-- Opening Marker --

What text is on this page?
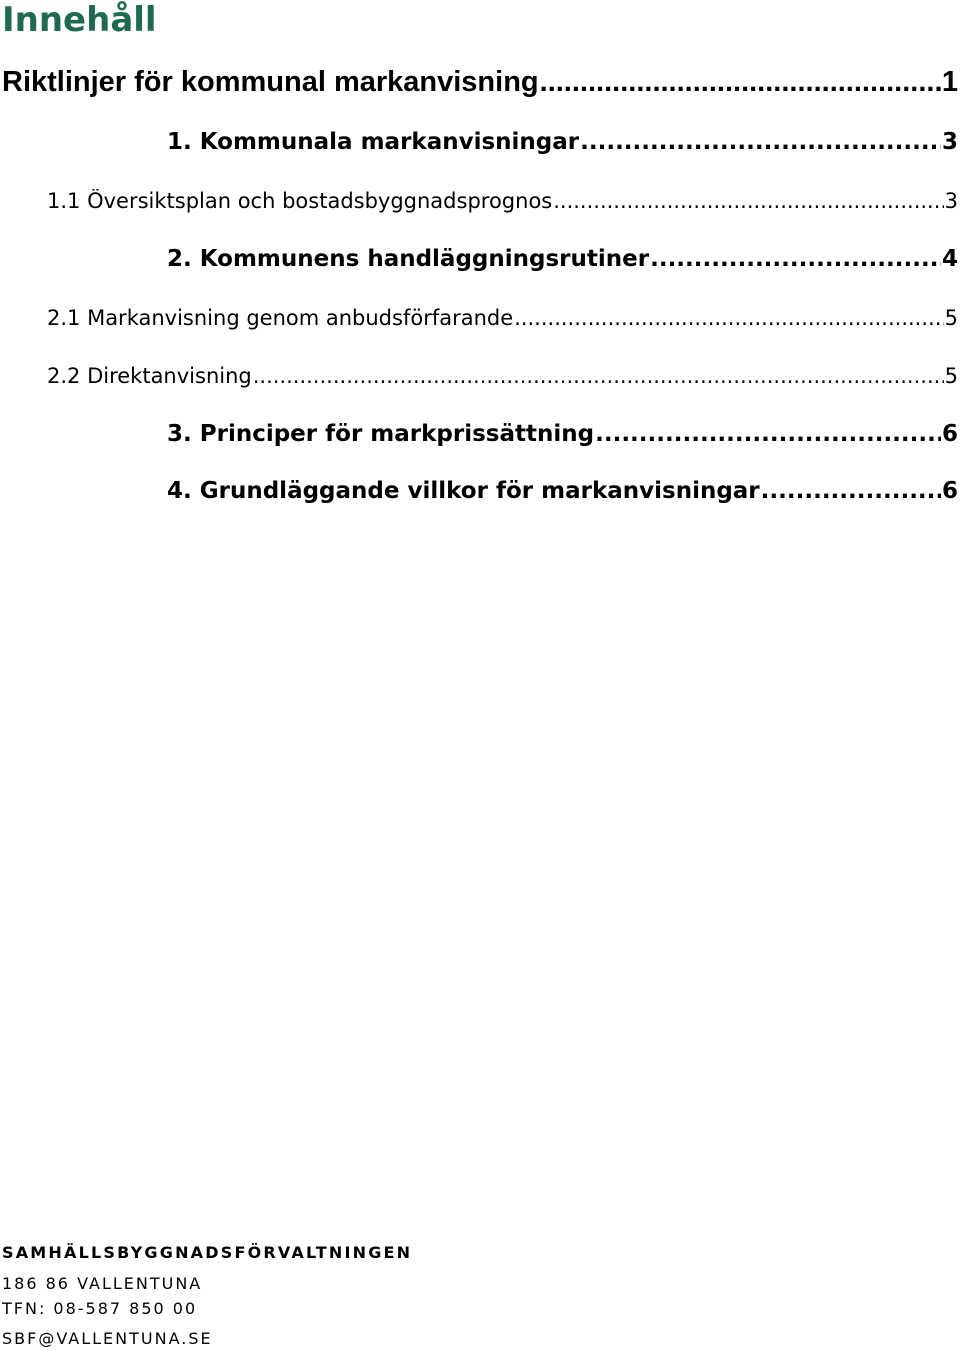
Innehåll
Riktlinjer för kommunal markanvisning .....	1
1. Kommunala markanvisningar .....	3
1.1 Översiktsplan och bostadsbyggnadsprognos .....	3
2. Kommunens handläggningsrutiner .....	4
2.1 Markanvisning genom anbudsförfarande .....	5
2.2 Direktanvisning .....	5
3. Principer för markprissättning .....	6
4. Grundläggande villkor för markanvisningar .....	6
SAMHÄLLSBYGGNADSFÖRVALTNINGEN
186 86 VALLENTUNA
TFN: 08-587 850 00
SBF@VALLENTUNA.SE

-- Closing Marker --

TASK STATEMENT -
First drop every picture, then print the data above exactly as it stands.

WRITTEN SOLUTION -
What text is on this page?
Innehåll
Riktlinjer för kommunal markanvisning .....	1
1. Kommunala markanvisningar .....	3
1.1 Översiktsplan och bostadsbyggnadsprognos .....	3
2. Kommunens handläggningsrutiner .....	4
2.1 Markanvisning genom anbudsförfarande .....	5
2.2 Direktanvisning .....	5
3. Principer för markprissättning .....	6
4. Grundläggande villkor för markanvisningar .....	6
SAMHÄLLSBYGGNADSFÖRVALTNINGEN
186 86 VALLENTUNA
TFN: 08-587 850 00
SBF@VALLENTUNA.SE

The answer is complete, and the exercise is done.